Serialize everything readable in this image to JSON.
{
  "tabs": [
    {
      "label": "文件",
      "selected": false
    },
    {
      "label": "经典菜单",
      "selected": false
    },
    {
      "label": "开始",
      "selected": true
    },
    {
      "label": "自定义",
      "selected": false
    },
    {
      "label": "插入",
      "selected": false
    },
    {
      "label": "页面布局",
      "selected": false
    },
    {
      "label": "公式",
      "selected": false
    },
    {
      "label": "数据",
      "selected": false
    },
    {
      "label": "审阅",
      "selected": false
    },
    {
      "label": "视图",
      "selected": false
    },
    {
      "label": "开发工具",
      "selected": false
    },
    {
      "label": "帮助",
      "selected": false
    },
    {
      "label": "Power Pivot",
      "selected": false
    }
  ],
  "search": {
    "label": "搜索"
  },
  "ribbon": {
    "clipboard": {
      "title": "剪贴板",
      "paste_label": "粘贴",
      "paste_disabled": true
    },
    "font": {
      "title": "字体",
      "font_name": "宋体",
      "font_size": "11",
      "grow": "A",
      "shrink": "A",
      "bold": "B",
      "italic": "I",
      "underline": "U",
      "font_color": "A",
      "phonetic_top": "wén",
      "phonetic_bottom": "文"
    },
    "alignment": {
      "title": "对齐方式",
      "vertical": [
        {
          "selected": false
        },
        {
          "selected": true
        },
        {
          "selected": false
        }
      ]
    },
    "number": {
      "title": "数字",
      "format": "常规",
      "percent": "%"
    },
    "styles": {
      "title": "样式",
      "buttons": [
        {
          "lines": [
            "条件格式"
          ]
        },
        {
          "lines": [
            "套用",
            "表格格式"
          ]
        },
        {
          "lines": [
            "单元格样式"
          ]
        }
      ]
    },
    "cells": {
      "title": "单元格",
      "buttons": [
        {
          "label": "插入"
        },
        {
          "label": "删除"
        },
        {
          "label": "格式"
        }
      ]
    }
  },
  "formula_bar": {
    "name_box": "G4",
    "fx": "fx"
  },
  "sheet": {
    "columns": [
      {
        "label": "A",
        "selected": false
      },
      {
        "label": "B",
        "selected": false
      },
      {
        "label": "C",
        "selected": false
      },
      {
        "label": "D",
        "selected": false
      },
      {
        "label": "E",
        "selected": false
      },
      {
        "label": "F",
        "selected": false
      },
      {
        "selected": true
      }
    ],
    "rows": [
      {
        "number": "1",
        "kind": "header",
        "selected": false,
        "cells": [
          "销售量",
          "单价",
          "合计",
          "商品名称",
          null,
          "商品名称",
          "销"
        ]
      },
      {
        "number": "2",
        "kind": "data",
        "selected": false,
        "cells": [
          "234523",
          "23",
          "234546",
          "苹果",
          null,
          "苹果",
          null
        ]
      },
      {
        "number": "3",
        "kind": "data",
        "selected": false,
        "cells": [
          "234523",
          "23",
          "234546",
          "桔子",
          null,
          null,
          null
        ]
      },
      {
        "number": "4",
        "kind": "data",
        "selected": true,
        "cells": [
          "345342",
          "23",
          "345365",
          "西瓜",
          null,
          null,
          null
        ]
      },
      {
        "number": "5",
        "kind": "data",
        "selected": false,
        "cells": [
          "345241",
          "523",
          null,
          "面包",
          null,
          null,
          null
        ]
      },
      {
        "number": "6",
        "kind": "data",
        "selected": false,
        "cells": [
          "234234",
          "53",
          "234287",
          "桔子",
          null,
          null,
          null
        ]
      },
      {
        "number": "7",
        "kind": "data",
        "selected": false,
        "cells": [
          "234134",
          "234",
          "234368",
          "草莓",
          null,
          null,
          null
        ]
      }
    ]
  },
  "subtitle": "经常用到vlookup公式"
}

----

* EXERCISE DIRECTIONS:
Your task is to print all of the records exactly.

* RESPONSE:
Serialize everything readable in this image to JSON.
{
  "tabs": [
    {
      "label": "文件",
      "selected": false
    },
    {
      "label": "经典菜单",
      "selected": false
    },
    {
      "label": "开始",
      "selected": true
    },
    {
      "label": "自定义",
      "selected": false
    },
    {
      "label": "插入",
      "selected": false
    },
    {
      "label": "页面布局",
      "selected": false
    },
    {
      "label": "公式",
      "selected": false
    },
    {
      "label": "数据",
      "selected": false
    },
    {
      "label": "审阅",
      "selected": false
    },
    {
      "label": "视图",
      "selected": false
    },
    {
      "label": "开发工具",
      "selected": false
    },
    {
      "label": "帮助",
      "selected": false
    },
    {
      "label": "Power Pivot",
      "selected": false
    }
  ],
  "search": {
    "label": "搜索"
  },
  "ribbon": {
    "clipboard": {
      "title": "剪贴板",
      "paste_label": "粘贴",
      "paste_disabled": true
    },
    "font": {
      "title": "字体",
      "font_name": "宋体",
      "font_size": "11",
      "grow": "A",
      "shrink": "A",
      "bold": "B",
      "italic": "I",
      "underline": "U",
      "font_color": "A",
      "phonetic_top": "wén",
      "phonetic_bottom": "文"
    },
    "alignment": {
      "title": "对齐方式",
      "vertical": [
        {
          "selected": false
        },
        {
          "selected": true
        },
        {
          "selected": false
        }
      ]
    },
    "number": {
      "title": "数字",
      "format": "常规",
      "percent": "%"
    },
    "styles": {
      "title": "样式",
      "buttons": [
        {
          "lines": [
            "条件格式"
          ]
        },
        {
          "lines": [
            "套用",
            "表格格式"
          ]
        },
        {
          "lines": [
            "单元格样式"
          ]
        }
      ]
    },
    "cells": {
      "title": "单元格",
      "buttons": [
        {
          "label": "插入"
        },
        {
          "label": "删除"
        },
        {
          "label": "格式"
        }
      ]
    }
  },
  "formula_bar": {
    "name_box": "G4",
    "fx": "fx"
  },
  "sheet": {
    "columns": [
      {
        "label": "A",
        "selected": false
      },
      {
        "label": "B",
        "selected": false
      },
      {
        "label": "C",
        "selected": false
      },
      {
        "label": "D",
        "selected": false
      },
      {
        "label": "E",
        "selected": false
      },
      {
        "label": "F",
        "selected": false
      },
      {
        "selected": true
      }
    ],
    "rows": [
      {
        "number": "1",
        "kind": "header",
        "selected": false,
        "cells": [
          "销售量",
          "单价",
          "合计",
          "商品名称",
          null,
          "商品名称",
          "销"
        ]
      },
      {
        "number": "2",
        "kind": "data",
        "selected": false,
        "cells": [
          "234523",
          "23",
          "234546",
          "苹果",
          null,
          "苹果",
          null
        ]
      },
      {
        "number": "3",
        "kind": "data",
        "selected": false,
        "cells": [
          "234523",
          "23",
          "234546",
          "桔子",
          null,
          null,
          null
        ]
      },
      {
        "number": "4",
        "kind": "data",
        "selected": true,
        "cells": [
          "345342",
          "23",
          "345365",
          "西瓜",
          null,
          null,
          null
        ]
      },
      {
        "number": "5",
        "kind": "data",
        "selected": false,
        "cells": [
          "345241",
          "523",
          null,
          "面包",
          null,
          null,
          null
        ]
      },
      {
        "number": "6",
        "kind": "data",
        "selected": false,
        "cells": [
          "234234",
          "53",
          "234287",
          "桔子",
          null,
          null,
          null
        ]
      },
      {
        "number": "7",
        "kind": "data",
        "selected": false,
        "cells": [
          "234134",
          "234",
          "234368",
          "草莓",
          null,
          null,
          null
        ]
      }
    ]
  },
  "subtitle": "经常用到vlookup公式"
}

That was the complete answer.